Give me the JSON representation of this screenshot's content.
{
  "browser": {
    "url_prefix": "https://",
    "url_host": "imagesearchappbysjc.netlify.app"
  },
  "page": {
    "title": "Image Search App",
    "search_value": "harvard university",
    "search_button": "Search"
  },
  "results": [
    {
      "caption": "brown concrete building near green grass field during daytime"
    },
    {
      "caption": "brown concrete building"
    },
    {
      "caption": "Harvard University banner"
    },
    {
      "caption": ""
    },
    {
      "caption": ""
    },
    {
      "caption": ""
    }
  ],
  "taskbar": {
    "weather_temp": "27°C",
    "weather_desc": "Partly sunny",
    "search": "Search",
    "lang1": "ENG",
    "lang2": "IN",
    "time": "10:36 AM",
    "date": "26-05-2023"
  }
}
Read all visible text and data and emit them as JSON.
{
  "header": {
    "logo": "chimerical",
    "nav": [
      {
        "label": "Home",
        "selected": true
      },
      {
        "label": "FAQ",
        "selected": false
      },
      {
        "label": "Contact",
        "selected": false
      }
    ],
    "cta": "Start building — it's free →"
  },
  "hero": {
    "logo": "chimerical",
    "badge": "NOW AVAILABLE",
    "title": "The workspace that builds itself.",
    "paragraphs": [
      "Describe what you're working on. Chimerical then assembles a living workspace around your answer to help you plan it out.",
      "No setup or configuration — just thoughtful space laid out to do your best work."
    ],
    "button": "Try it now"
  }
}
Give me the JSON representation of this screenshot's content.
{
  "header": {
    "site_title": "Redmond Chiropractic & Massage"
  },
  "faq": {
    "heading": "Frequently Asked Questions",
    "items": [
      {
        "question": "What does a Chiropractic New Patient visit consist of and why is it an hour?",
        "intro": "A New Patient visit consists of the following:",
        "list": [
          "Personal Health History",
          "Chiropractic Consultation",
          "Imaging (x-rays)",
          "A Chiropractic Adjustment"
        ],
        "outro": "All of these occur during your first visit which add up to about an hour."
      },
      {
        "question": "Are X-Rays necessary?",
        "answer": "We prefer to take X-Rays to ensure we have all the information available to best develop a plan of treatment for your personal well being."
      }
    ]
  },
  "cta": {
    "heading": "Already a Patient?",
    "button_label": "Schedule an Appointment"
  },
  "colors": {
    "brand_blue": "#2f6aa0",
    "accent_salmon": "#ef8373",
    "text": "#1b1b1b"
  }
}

┄┄┄┄┄┄┄┄┄┄

● Work required: Quote all of the entries exactly as they appear.

● Final answer:
Give me the JSON representation of this screenshot's content.
{
  "browser": {
    "url_prefix": "https://",
    "url_host": "imagesearchappbysjc.netlify.app"
  },
  "page": {
    "title": "Image Search App",
    "search_value": "harvard university",
    "search_button": "Search"
  },
  "results": [
    {
      "caption": "brown concrete building near green grass field during daytime"
    },
    {
      "caption": "brown concrete building"
    },
    {
      "caption": "Harvard University banner"
    },
    {
      "caption": ""
    },
    {
      "caption": ""
    },
    {
      "caption": ""
    }
  ],
  "taskbar": {
    "weather_temp": "27°C",
    "weather_desc": "Partly sunny",
    "search": "Search",
    "lang1": "ENG",
    "lang2": "IN",
    "time": "10:36 AM",
    "date": "26-05-2023"
  }
}
Read all visible text and data and emit them as JSON.
{
  "header": {
    "logo": "chimerical",
    "nav": [
      {
        "label": "Home",
        "selected": true
      },
      {
        "label": "FAQ",
        "selected": false
      },
      {
        "label": "Contact",
        "selected": false
      }
    ],
    "cta": "Start building — it's free →"
  },
  "hero": {
    "logo": "chimerical",
    "badge": "NOW AVAILABLE",
    "title": "The workspace that builds itself.",
    "paragraphs": [
      "Describe what you're working on. Chimerical then assembles a living workspace around your answer to help you plan it out.",
      "No setup or configuration — just thoughtful space laid out to do your best work."
    ],
    "button": "Try it now"
  }
}
Give me the JSON representation of this screenshot's content.
{
  "header": {
    "site_title": "Redmond Chiropractic & Massage"
  },
  "faq": {
    "heading": "Frequently Asked Questions",
    "items": [
      {
        "question": "What does a Chiropractic New Patient visit consist of and why is it an hour?",
        "intro": "A New Patient visit consists of the following:",
        "list": [
          "Personal Health History",
          "Chiropractic Consultation",
          "Imaging (x-rays)",
          "A Chiropractic Adjustment"
        ],
        "outro": "All of these occur during your first visit which add up to about an hour."
      },
      {
        "question": "Are X-Rays necessary?",
        "answer": "We prefer to take X-Rays to ensure we have all the information available to best develop a plan of treatment for your personal well being."
      }
    ]
  },
  "cta": {
    "heading": "Already a Patient?",
    "button_label": "Schedule an Appointment"
  },
  "colors": {
    "brand_blue": "#2f6aa0",
    "accent_salmon": "#ef8373",
    "text": "#1b1b1b"
  }
}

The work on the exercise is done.